WHAT THE TASK REQUIRES: Set down the material below in full, matching it exactly.

(Figure contents as structured data)

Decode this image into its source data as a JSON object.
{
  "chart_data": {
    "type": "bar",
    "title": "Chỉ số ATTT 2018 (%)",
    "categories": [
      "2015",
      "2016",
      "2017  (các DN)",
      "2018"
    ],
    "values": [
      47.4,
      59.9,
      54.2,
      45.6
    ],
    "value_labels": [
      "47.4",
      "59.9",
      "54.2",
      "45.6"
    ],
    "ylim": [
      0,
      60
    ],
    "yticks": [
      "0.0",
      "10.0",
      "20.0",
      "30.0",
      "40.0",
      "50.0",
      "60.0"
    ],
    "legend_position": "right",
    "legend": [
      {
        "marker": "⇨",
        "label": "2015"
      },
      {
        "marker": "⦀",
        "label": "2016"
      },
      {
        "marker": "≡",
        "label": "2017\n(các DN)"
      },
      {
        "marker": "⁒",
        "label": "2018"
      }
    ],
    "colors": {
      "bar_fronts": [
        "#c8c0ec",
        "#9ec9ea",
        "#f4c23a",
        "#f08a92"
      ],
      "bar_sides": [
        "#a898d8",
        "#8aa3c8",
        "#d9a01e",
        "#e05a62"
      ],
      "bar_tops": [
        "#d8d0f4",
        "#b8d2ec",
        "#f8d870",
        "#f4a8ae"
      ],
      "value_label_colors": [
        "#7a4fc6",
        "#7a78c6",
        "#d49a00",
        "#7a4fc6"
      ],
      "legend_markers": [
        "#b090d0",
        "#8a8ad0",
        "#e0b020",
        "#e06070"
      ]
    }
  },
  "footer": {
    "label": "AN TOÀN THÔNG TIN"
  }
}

ANSWER TO THE TASK:
Decode this image into its source data as a JSON object.
{
  "chart_data": {
    "type": "bar",
    "title": "Chỉ số ATTT 2018 (%)",
    "categories": [
      "2015",
      "2016",
      "2017  (các DN)",
      "2018"
    ],
    "values": [
      47.4,
      59.9,
      54.2,
      45.6
    ],
    "value_labels": [
      "47.4",
      "59.9",
      "54.2",
      "45.6"
    ],
    "ylim": [
      0,
      60
    ],
    "yticks": [
      "0.0",
      "10.0",
      "20.0",
      "30.0",
      "40.0",
      "50.0",
      "60.0"
    ],
    "legend_position": "right",
    "legend": [
      {
        "marker": "⇨",
        "label": "2015"
      },
      {
        "marker": "⦀",
        "label": "2016"
      },
      {
        "marker": "≡",
        "label": "2017\n(các DN)"
      },
      {
        "marker": "⁒",
        "label": "2018"
      }
    ],
    "colors": {
      "bar_fronts": [
        "#c8c0ec",
        "#9ec9ea",
        "#f4c23a",
        "#f08a92"
      ],
      "bar_sides": [
        "#a898d8",
        "#8aa3c8",
        "#d9a01e",
        "#e05a62"
      ],
      "bar_tops": [
        "#d8d0f4",
        "#b8d2ec",
        "#f8d870",
        "#f4a8ae"
      ],
      "value_label_colors": [
        "#7a4fc6",
        "#7a78c6",
        "#d49a00",
        "#7a4fc6"
      ],
      "legend_markers": [
        "#b090d0",
        "#8a8ad0",
        "#e0b020",
        "#e06070"
      ]
    }
  },
  "footer": {
    "label": "AN TOÀN THÔNG TIN"
  }
}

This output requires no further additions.